Set task
Read the records below. Copy each line where the string "الوهاب" occurs.

Input data

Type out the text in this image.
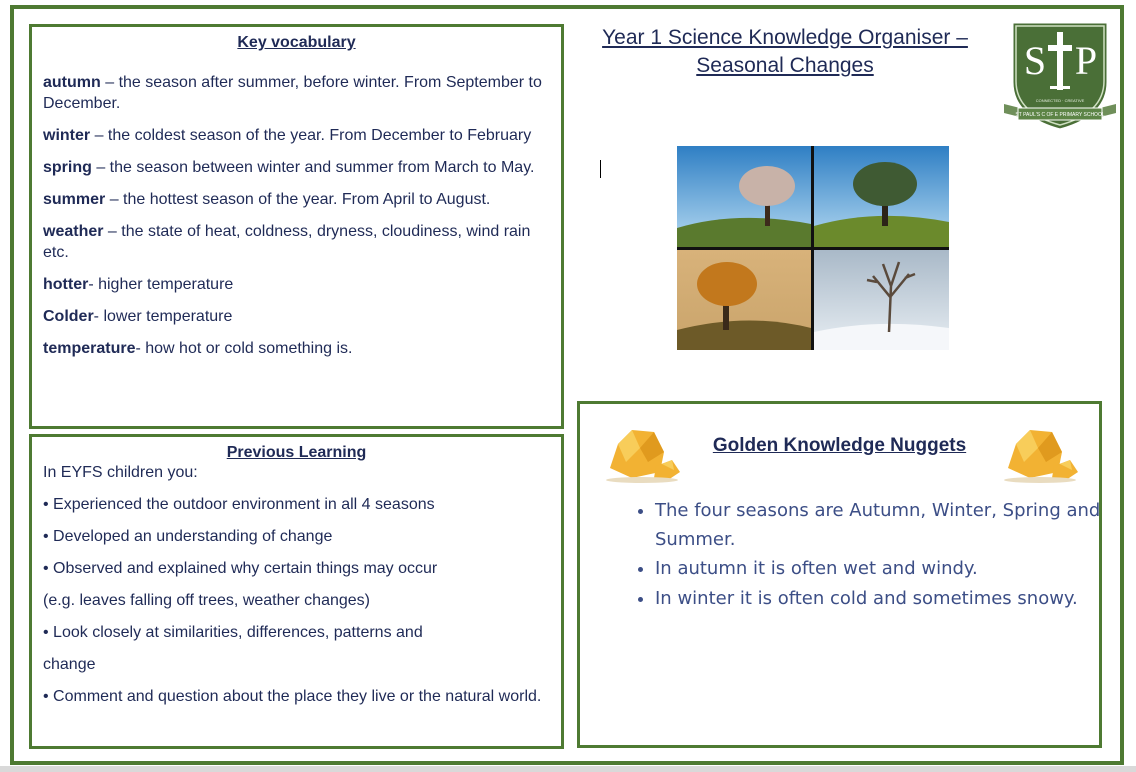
Key vocabulary
autumn – the season after summer, before winter. From September to December.
winter – the coldest season of the year. From December to February
spring – the season between winter and summer from March to May.
summer – the hottest season of the year. From April to August.
weather – the state of heat, coldness, dryness, cloudiness, wind rain etc.
hotter- higher temperature
Colder- lower temperature
temperature- how hot or cold something is.
Previous Learning
In EYFS children you:
• Experienced the outdoor environment in all 4 seasons
• Developed an understanding of change
• Observed and explained why certain things may occur
(e.g. leaves falling off trees, weather changes)
• Look closely at similarities, differences, patterns and
change
• Comment and question about the place they live or the natural world.
Year 1 Science Knowledge Organiser –
Seasonal Changes	S P
CONNECTED · CREATIVE
ST PAUL'S C OF E PRIMARY SCHOOL
Golden Knowledge Nuggets
• The four seasons are Autumn, Winter, Spring and Summer.
• In autumn it is often wet and windy.
• In winter it is often cold and sometimes snowy.
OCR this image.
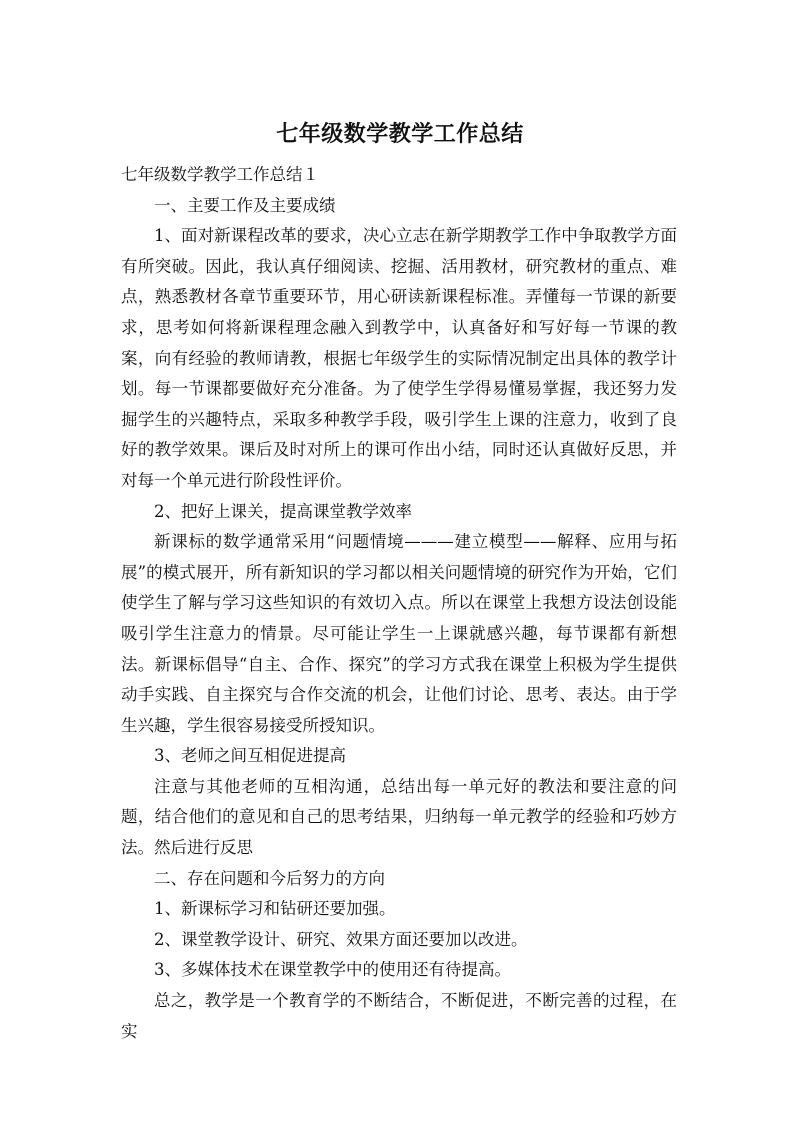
七年级数学教学工作总结

七年级数学教学工作总结１

一、主要工作及主要成绩

1、面对新课程改革的要求，决心立志在新学期教学工作中争取教学方面有所突破。因此，我认真仔细阅读、挖掘、活用教材，研究教材的重点、难点，熟悉教材各章节重要环节，用心研读新课程标准。弄懂每一节课的新要求，思考如何将新课程理念融入到教学中，认真备好和写好每一节课的教案，向有经验的教师请教，根据七年级学生的实际情况制定出具体的教学计划。每一节课都要做好充分准备。为了使学生学得易懂易掌握，我还努力发掘学生的兴趣特点，采取多种教学手段，吸引学生上课的注意力，收到了良好的教学效果。课后及时对所上的课可作出小结，同时还认真做好反思，并对每一个单元进行阶段性评价。

2、把好上课关，提高课堂教学效率

新课标的数学通常采用“问题情境———建立模型——解释、应用与拓展”的模式展开，所有新知识的学习都以相关问题情境的研究作为开始，它们使学生了解与学习这些知识的有效切入点。所以在课堂上我想方设法创设能吸引学生注意力的情景。尽可能让学生一上课就感兴趣，每节课都有新想法。新课标倡导“自主、合作、探究”的学习方式我在课堂上积极为学生提供动手实践、自主探究与合作交流的机会，让他们讨论、思考、表达。由于学生兴趣，学生很容易接受所授知识。

3、老师之间互相促进提高

注意与其他老师的互相沟通，总结出每一单元好的教法和要注意的问题，结合他们的意见和自己的思考结果，归纳每一单元教学的经验和巧妙方法。然后进行反思

二、存在问题和今后努力的方向

1、新课标学习和钻研还要加强。

2、课堂教学设计、研究、效果方面还要加以改进。

3、多媒体技术在课堂教学中的使用还有待提高。

总之，教学是一个教育学的不断结合，不断促进，不断完善的过程，在实
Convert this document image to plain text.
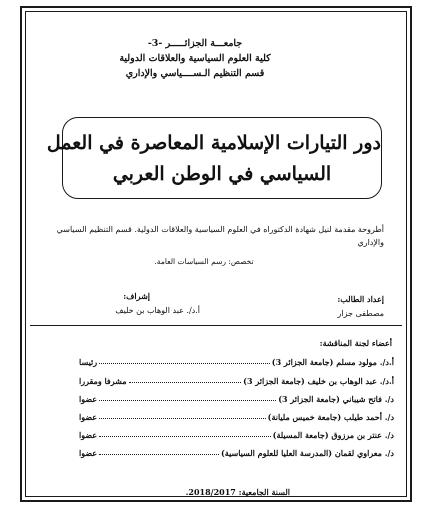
جامعـــة الجزائـــــر -3-
كلية العلوم السياسية والعلاقات الدولية
قسم التنظيم الـســــياسي والإداري
دور التيارات الإسلامية المعاصرة في العمل
السياسي في الوطن العربي
أطروحة مقدمة لنيل شهادة الدكتوراه في العلوم السياسية والعلاقات الدولية. قسم التنظيم السياسي والإداري
تخصص: رسم السياسات العامة.
إعداد الطالب:
مصطفى جزار
إشراف:
أ.د/. عبد الوهاب بن خليف
أعضاء لجنة المناقشة:
أ.د/. مولود مسلم (جامعة الجزائر 3)
رئيسا
أ.د/. عبد الوهاب بن خليف (جامعة الجزائر 3)
مشرفا ومقررا
د/. فاتح شيباني (جامعة الجزائر 3)
عضوا
د/. أحمد طيلب (جامعة خميس مليانة)
عضوا
د/. عنتر بن مرزوق (جامعة المسيلة)
عضوا
د/. معراوي لقمان (المدرسة العليا للعلوم السياسية)
عضوا
السنة الجامعية: 2018/2017.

Solution to this task
أ.د/. عبد الوهاب بن خليف
أ.د/. عبد الوهاب بن خليف (جامعة الجزائر 3)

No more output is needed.